### Your instructions
Gather every line of the items below that contains the word "insulation", and copy each one in full.

══ Data listing

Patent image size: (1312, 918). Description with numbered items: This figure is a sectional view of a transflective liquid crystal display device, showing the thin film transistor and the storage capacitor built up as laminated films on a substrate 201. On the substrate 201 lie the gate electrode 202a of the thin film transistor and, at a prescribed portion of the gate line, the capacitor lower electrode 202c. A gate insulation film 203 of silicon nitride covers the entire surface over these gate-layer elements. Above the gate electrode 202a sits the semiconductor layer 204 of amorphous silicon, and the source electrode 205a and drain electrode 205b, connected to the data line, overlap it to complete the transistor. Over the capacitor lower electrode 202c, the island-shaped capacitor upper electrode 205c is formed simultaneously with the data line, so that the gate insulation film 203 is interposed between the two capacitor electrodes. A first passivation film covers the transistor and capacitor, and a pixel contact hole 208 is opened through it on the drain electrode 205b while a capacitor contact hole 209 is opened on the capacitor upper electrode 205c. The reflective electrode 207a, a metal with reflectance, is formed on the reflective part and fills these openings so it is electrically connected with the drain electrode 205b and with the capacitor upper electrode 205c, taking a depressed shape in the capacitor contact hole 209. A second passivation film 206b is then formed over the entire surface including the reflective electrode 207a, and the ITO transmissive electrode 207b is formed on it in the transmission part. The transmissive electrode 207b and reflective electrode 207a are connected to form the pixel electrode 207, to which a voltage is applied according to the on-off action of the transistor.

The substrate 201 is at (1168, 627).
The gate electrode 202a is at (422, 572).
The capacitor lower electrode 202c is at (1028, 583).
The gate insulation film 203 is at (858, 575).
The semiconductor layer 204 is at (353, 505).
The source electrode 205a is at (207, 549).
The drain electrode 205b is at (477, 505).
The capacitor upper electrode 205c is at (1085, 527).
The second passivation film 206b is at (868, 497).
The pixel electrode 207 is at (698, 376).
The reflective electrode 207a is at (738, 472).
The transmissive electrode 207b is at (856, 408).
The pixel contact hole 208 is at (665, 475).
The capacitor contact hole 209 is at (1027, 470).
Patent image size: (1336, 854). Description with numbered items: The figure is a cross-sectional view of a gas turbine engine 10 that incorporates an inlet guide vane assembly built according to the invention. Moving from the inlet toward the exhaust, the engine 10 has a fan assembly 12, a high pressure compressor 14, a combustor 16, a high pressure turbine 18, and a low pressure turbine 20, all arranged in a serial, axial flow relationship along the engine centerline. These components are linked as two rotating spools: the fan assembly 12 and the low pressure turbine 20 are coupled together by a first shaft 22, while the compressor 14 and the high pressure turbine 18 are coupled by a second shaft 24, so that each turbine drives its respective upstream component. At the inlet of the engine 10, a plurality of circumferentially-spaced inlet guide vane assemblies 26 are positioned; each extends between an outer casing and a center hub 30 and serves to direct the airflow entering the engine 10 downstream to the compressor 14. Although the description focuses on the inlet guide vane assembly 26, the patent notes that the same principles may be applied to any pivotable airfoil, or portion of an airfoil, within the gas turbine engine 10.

════

### Task result
Patent image size: (1312, 918). Description with numbered items: This figure is a sectional view of a transflective liquid crystal display device, showing the thin film transistor and the storage capacitor built up as laminated films on a substrate 201. On the substrate 201 lie the gate electrode 202a of the thin film transistor and, at a prescribed portion of the gate line, the capacitor lower electrode 202c. A gate insulation film 203 of silicon nitride covers the entire surface over these gate-layer elements. Above the gate electrode 202a sits the semiconductor layer 204 of amorphous silicon, and the source electrode 205a and drain electrode 205b, connected to the data line, overlap it to complete the transistor. Over the capacitor lower electrode 202c, the island-shaped capacitor upper electrode 205c is formed simultaneously with the data line, so that the gate insulation film 203 is interposed between the two capacitor electrodes. A first passivation film covers the transistor and capacitor, and a pixel contact hole 208 is opened through it on the drain electrode 205b while a capacitor contact hole 209 is opened on the capacitor upper electrode 205c. The reflective electrode 207a, a metal with reflectance, is formed on the reflective part and fills these openings so it is electrically connected with the drain electrode 205b and with the capacitor upper electrode 205c, taking a depressed shape in the capacitor contact hole 209. A second passivation film 206b is then formed over the entire surface including the reflective electrode 207a, and the ITO transmissive electrode 207b is formed on it in the transmission part. The transmissive electrode 207b and reflective electrode 207a are connected to form the pixel electrode 207, to which a voltage is applied according to the on-off action of the transistor.
The gate insulation film 203 is at (858, 575).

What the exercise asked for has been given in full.